Instruction ▸ Can all of these lines be returned exactly?

[Items listed in a dataset]
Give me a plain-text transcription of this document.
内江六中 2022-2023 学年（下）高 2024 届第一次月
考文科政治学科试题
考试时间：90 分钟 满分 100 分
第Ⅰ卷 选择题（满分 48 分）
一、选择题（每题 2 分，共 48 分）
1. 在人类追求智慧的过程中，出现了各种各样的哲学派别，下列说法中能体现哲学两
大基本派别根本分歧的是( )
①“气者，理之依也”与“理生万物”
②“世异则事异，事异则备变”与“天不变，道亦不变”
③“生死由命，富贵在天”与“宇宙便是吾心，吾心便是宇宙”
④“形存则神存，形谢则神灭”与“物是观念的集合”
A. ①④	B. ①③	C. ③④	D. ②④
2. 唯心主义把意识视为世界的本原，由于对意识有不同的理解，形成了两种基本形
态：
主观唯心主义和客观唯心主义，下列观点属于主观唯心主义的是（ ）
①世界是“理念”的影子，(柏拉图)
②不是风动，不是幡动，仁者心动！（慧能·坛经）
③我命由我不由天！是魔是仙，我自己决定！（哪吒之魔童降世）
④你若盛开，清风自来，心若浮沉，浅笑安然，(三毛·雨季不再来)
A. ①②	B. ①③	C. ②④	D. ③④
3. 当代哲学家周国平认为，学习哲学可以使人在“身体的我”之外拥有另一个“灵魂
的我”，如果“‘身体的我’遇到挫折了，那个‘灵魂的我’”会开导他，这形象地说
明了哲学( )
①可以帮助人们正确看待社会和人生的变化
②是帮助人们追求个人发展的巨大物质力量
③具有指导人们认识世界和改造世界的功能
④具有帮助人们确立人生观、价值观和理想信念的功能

Expected answer ▸
Give me a plain-text transcription of this document.
内江六中 2022-2023 学年（下）高 2024 届第一次月
考文科政治学科试题
考试时间：90 分钟 满分 100 分
第Ⅰ卷 选择题（满分 48 分）
一、选择题（每题 2 分，共 48 分）
1. 在人类追求智慧的过程中，出现了各种各样的哲学派别，下列说法中能体现哲学两
大基本派别根本分歧的是( )
①“气者，理之依也”与“理生万物”
②“世异则事异，事异则备变”与“天不变，道亦不变”
③“生死由命，富贵在天”与“宇宙便是吾心，吾心便是宇宙”
④“形存则神存，形谢则神灭”与“物是观念的集合”
A. ①④	B. ①③	C. ③④	D. ②④
2. 唯心主义把意识视为世界的本原，由于对意识有不同的理解，形成了两种基本形
态：
主观唯心主义和客观唯心主义，下列观点属于主观唯心主义的是（ ）
①世界是“理念”的影子，(柏拉图)
②不是风动，不是幡动，仁者心动！（慧能·坛经）
③我命由我不由天！是魔是仙，我自己决定！（哪吒之魔童降世）
④你若盛开，清风自来，心若浮沉，浅笑安然，(三毛·雨季不再来)
A. ①②	B. ①③	C. ②④	D. ③④
3. 当代哲学家周国平认为，学习哲学可以使人在“身体的我”之外拥有另一个“灵魂
的我”，如果“‘身体的我’遇到挫折了，那个‘灵魂的我’”会开导他，这形象地说
明了哲学( )
①可以帮助人们正确看待社会和人生的变化
②是帮助人们追求个人发展的巨大物质力量
③具有指导人们认识世界和改造世界的功能
④具有帮助人们确立人生观、价值观和理想信念的功能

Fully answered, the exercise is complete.